• WORK REQUIRED: Do any lines in the data below contain "from"? If so, copy every one of them.

• PROVIDED DATA:
************

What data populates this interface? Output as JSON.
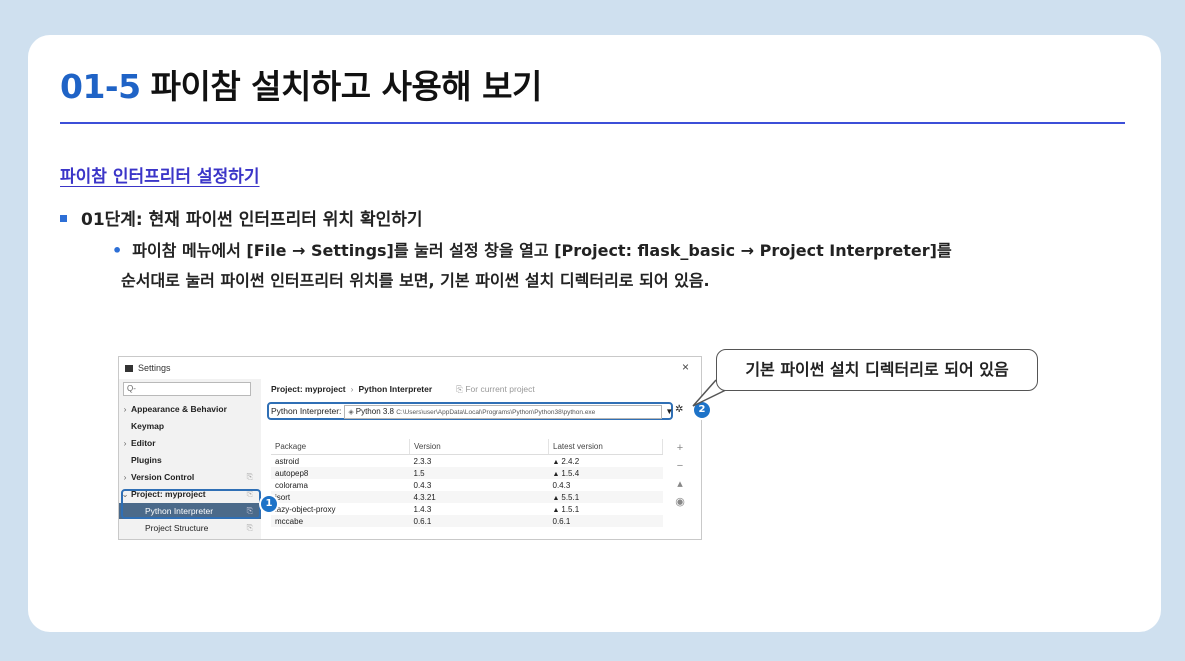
{
  "slide": {
    "section_number": "01-5",
    "title": "파이참 설치하고 사용해 보기",
    "subheading": "파이참 인터프리터 설정하기",
    "step": "01단계: 현재 파이썬 인터프리터 위치 확인하기",
    "desc_line1": "파이참 메뉴에서 [File → Settings]를 눌러 설정 창을 열고 [Project: flask_basic → Project Interpreter]를",
    "desc_line2": "순서대로 눌러 파이썬 인터프리터 위치를 보면, 기본 파이썬 설치 디렉터리로 되어 있음.",
    "callout": "기본 파이썬 설치 디렉터리로 되어 있음",
    "markers": [
      "1",
      "2"
    ],
    "accent_color": "#1f63c6"
  },
  "settings_window": {
    "title": "Settings",
    "close": "×",
    "search_placeholder": "Q-",
    "sidebar": [
      {
        "label": "Appearance & Behavior",
        "arrow": "›"
      },
      {
        "label": "Keymap",
        "arrow": ""
      },
      {
        "label": "Editor",
        "arrow": "›"
      },
      {
        "label": "Plugins",
        "arrow": ""
      },
      {
        "label": "Version Control",
        "arrow": "›"
      },
      {
        "label": "Project: myproject",
        "arrow": "⌄"
      },
      {
        "label": "Python Interpreter",
        "arrow": ""
      },
      {
        "label": "Project Structure",
        "arrow": ""
      }
    ],
    "breadcrumb_project": "Project: myproject",
    "breadcrumb_sep": "›",
    "breadcrumb_page": "Python Interpreter",
    "breadcrumb_hint": "⎘ For current project",
    "interpreter_label": "Python Interpreter:",
    "interpreter_name": "Python 3.8",
    "interpreter_path": "C:\\Users\\user\\AppData\\Local\\Programs\\Python\\Python38\\python.exe",
    "table_headers": [
      "Package",
      "Version",
      "Latest version"
    ],
    "packages": [
      {
        "name": "astroid",
        "version": "2.3.3",
        "latest": "2.4.2",
        "upgrade": true
      },
      {
        "name": "autopep8",
        "version": "1.5",
        "latest": "1.5.4",
        "upgrade": true
      },
      {
        "name": "colorama",
        "version": "0.4.3",
        "latest": "0.4.3",
        "upgrade": false
      },
      {
        "name": "isort",
        "version": "4.3.21",
        "latest": "5.5.1",
        "upgrade": true
      },
      {
        "name": "lazy-object-proxy",
        "version": "1.4.3",
        "latest": "1.5.1",
        "upgrade": true
      },
      {
        "name": "mccabe",
        "version": "0.6.1",
        "latest": "0.6.1",
        "upgrade": false
      }
    ]
  }
}
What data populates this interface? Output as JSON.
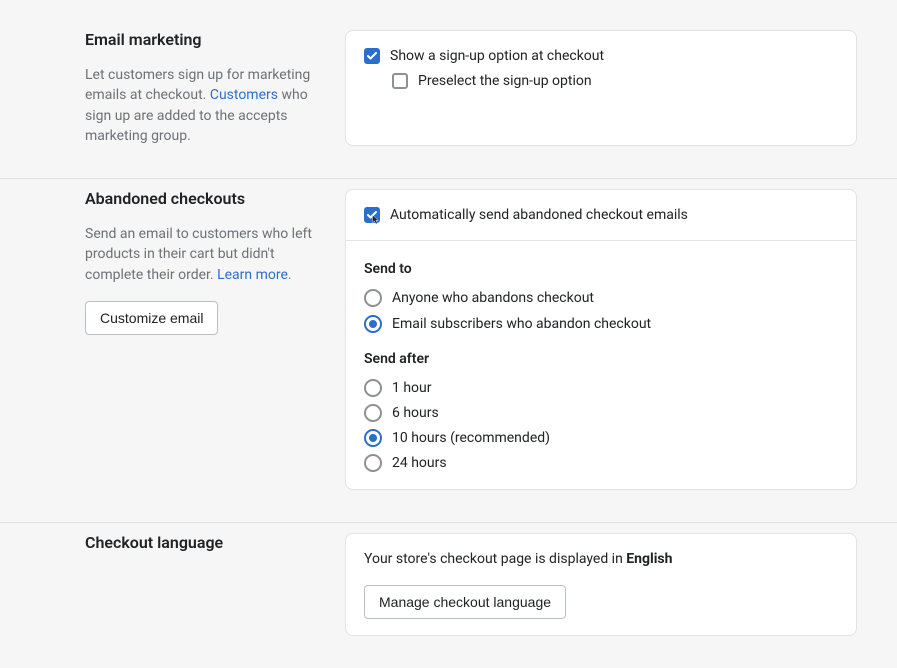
{
  "emailMarketing": {
    "title": "Email marketing",
    "descPrefix": "Let customers sign up for marketing emails at checkout. ",
    "descLink": "Customers",
    "descSuffix": " who sign up are added to the accepts marketing group.",
    "showSignupLabel": "Show a sign-up option at checkout",
    "preselectLabel": "Preselect the sign-up option"
  },
  "abandoned": {
    "title": "Abandoned checkouts",
    "descPrefix": "Send an email to customers who left products in their cart but didn't complete their order. ",
    "learnMore": "Learn more",
    "descSuffix": ".",
    "customizeBtn": "Customize email",
    "autoSendLabel": "Automatically send abandoned checkout emails",
    "sendToTitle": "Send to",
    "sendTo": {
      "anyone": "Anyone who abandons checkout",
      "subscribers": "Email subscribers who abandon checkout"
    },
    "sendAfterTitle": "Send after",
    "sendAfter": {
      "h1": "1 hour",
      "h6": "6 hours",
      "h10": "10 hours (recommended)",
      "h24": "24 hours"
    }
  },
  "language": {
    "title": "Checkout language",
    "textPrefix": "Your store's checkout page is displayed in ",
    "languageName": "English",
    "manageBtn": "Manage checkout language"
  }
}
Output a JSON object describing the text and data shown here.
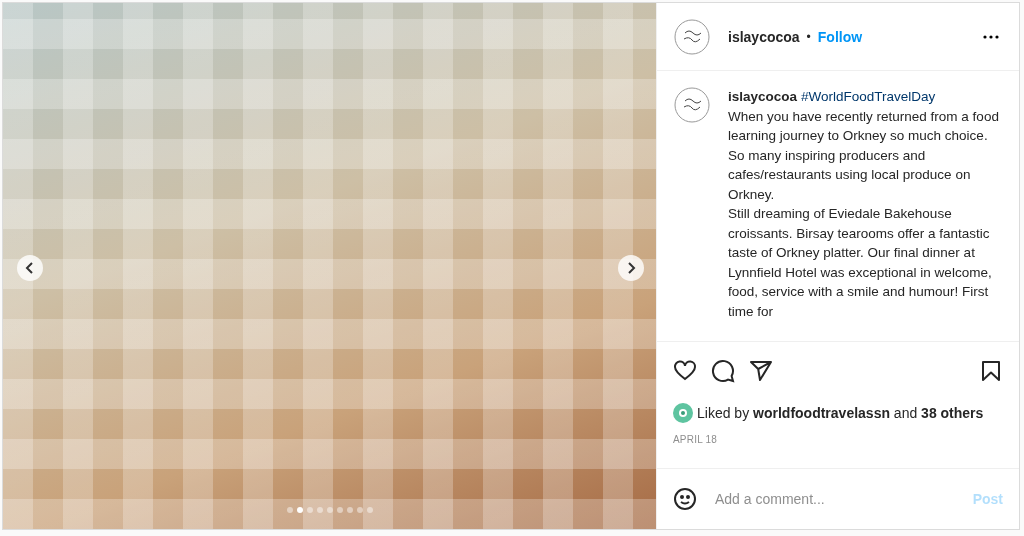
{
  "post": {
    "carousel": {
      "dots": [
        {
          "selected": false
        },
        {
          "selected": true
        },
        {
          "selected": false
        },
        {
          "selected": false
        },
        {
          "selected": false
        },
        {
          "selected": false
        },
        {
          "selected": false
        },
        {
          "selected": false
        },
        {
          "selected": false
        }
      ]
    },
    "header": {
      "username": "islaycocoa",
      "separator": "•",
      "follow": "Follow"
    },
    "caption": {
      "username": "islaycocoa",
      "hashtag": "#WorldFoodTravelDay",
      "paragraphs": [
        "When you have recently returned from a food learning journey to Orkney so much choice.",
        "So many inspiring producers and cafes/restaurants using local produce on Orkney.",
        "Still dreaming of Eviedale Bakehouse croissants. Birsay tearooms offer a fantastic taste of Orkney platter. Our final dinner at Lynnfield Hotel was exceptional in welcome, food, service with a smile and humour! First time for"
      ]
    },
    "likes": {
      "text": "Liked by **worldfoodtravelassn** and **38 others**"
    },
    "date": "APRIL 18",
    "comment": {
      "placeholder": "Add a comment...",
      "post": "Post"
    }
  }
}
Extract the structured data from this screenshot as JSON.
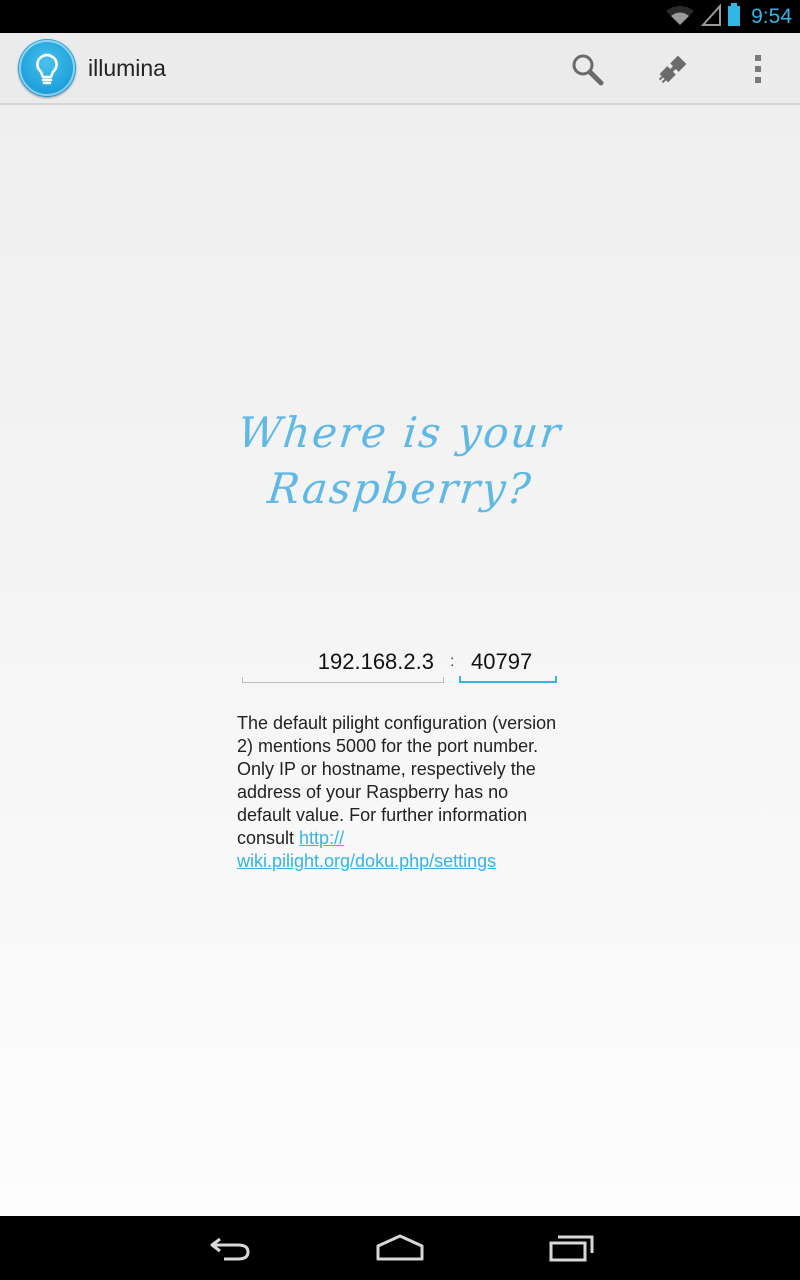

************

• OUTPUT FOR THIS TASK:
        "When you have recently returned from a food learning journey to Orkney so much choice.",
Extract the structured data from this screenshot as JSON.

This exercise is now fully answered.